■ SET TASK:
Find the lines with the string "gprocurement" and return them.

>> Begin THE DATA

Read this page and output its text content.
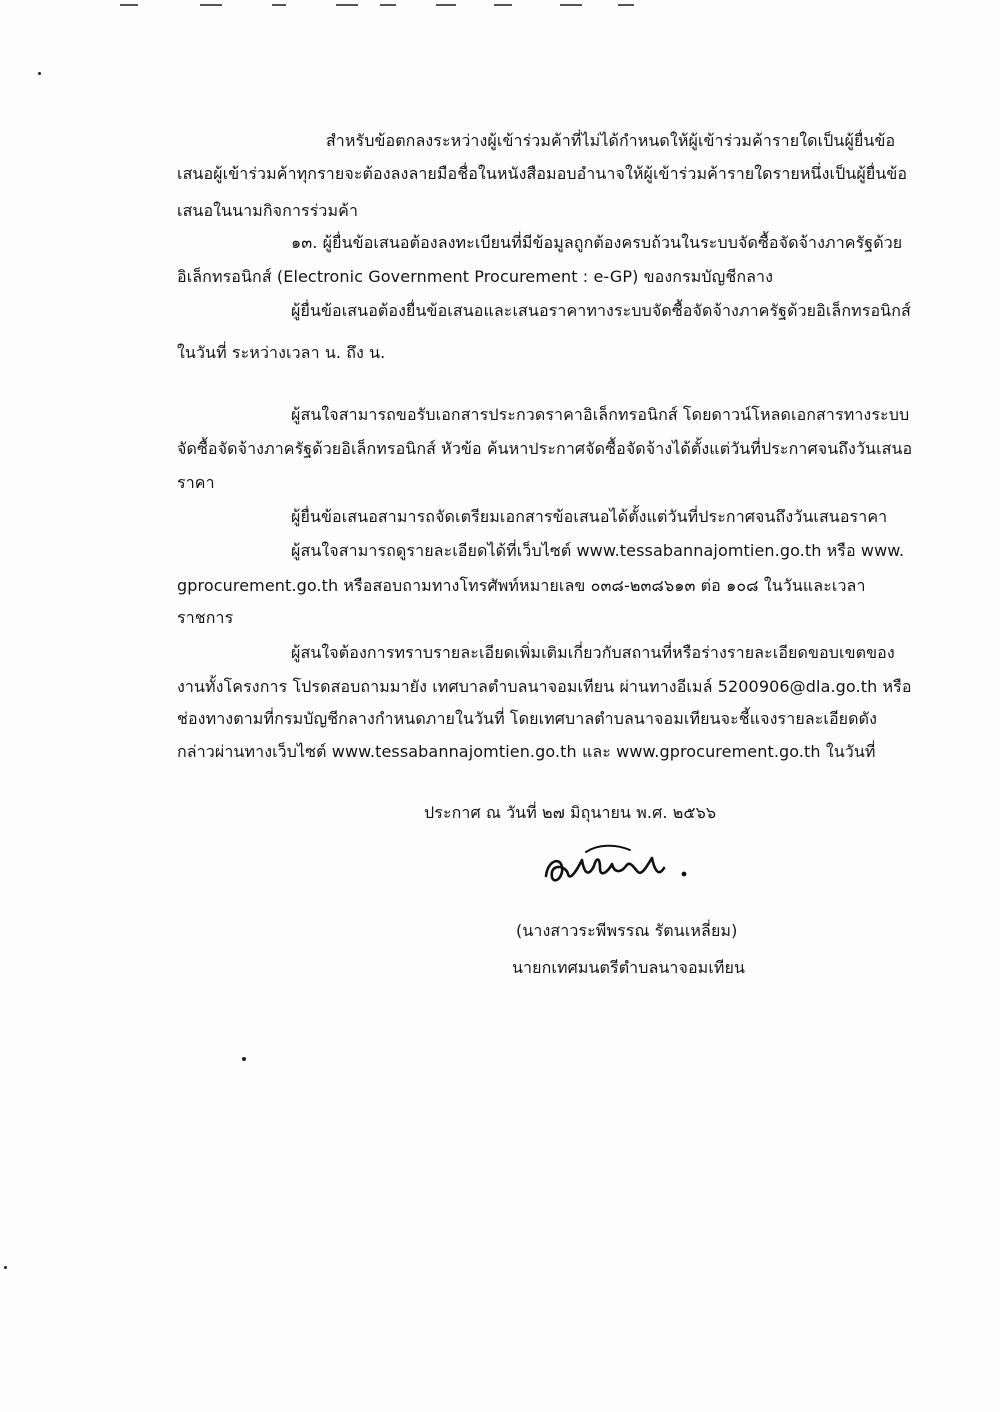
สำหรับข้อตกลงระหว่างผู้เข้าร่วมค้าที่ไม่ได้กำหนดให้ผู้เข้าร่วมค้ารายใดเป็นผู้ยื่นข้อ
เสนอผู้เข้าร่วมค้าทุกรายจะต้องลงลายมือชื่อในหนังสือมอบอำนาจให้ผู้เข้าร่วมค้ารายใดรายหนึ่งเป็นผู้ยื่นข้อ
เสนอในนามกิจการร่วมค้า
๑๓. ผู้ยื่นข้อเสนอต้องลงทะเบียนที่มีข้อมูลถูกต้องครบถ้วนในระบบจัดซื้อจัดจ้างภาครัฐด้วย
อิเล็กทรอนิกส์ (Electronic Government Procurement : e-GP) ของกรมบัญชีกลาง
ผู้ยื่นข้อเสนอต้องยื่นข้อเสนอและเสนอราคาทางระบบจัดซื้อจัดจ้างภาครัฐด้วยอิเล็กทรอนิกส์
ในวันที่ ระหว่างเวลา น. ถึง น.
ผู้สนใจสามารถขอรับเอกสารประกวดราคาอิเล็กทรอนิกส์ โดยดาวน์โหลดเอกสารทางระบบ
จัดซื้อจัดจ้างภาครัฐด้วยอิเล็กทรอนิกส์ หัวข้อ ค้นหาประกาศจัดซื้อจัดจ้างได้ตั้งแต่วันที่ประกาศจนถึงวันเสนอ
ราคา
ผู้ยื่นข้อเสนอสามารถจัดเตรียมเอกสารข้อเสนอได้ตั้งแต่วันที่ประกาศจนถึงวันเสนอราคา
ผู้สนใจสามารถดูรายละเอียดได้ที่เว็บไซต์ www.tessabannajomtien.go.th หรือ www.
gprocurement.go.th หรือสอบถามทางโทรศัพท์หมายเลข ๐๓๘-๒๓๘๖๑๓ ต่อ ๑๐๘ ในวันและเวลา
ราชการ
ผู้สนใจต้องการทราบรายละเอียดเพิ่มเติมเกี่ยวกับสถานที่หรือร่างรายละเอียดขอบเขตของ
งานทั้งโครงการ โปรดสอบถามมายัง เทศบาลตำบลนาจอมเทียน ผ่านทางอีเมล์ 5200906@dla.go.th หรือ
ช่องทางตามที่กรมบัญชีกลางกำหนดภายในวันที่ โดยเทศบาลตำบลนาจอมเทียนจะชี้แจงรายละเอียดดัง
กล่าวผ่านทางเว็บไซต์ www.tessabannajomtien.go.th และ www.gprocurement.go.th ในวันที่
ประกาศ ณ วันที่ ๒๗ มิถุนายน พ.ศ. ๒๕๖๖
(นางสาวระพีพรรณ รัตนเหลี่ยม)
นายกเทศมนตรีตำบลนาจอมเทียน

>> End THE DATA

■ TASK SOLUTION:
gprocurement.go.th หรือสอบถามทางโทรศัพท์หมายเลข ๐๓๘-๒๓๘๖๑๓ ต่อ ๑๐๘ ในวันและเวลา
กล่าวผ่านทางเว็บไซต์ www.tessabannajomtien.go.th และ www.gprocurement.go.th ในวันที่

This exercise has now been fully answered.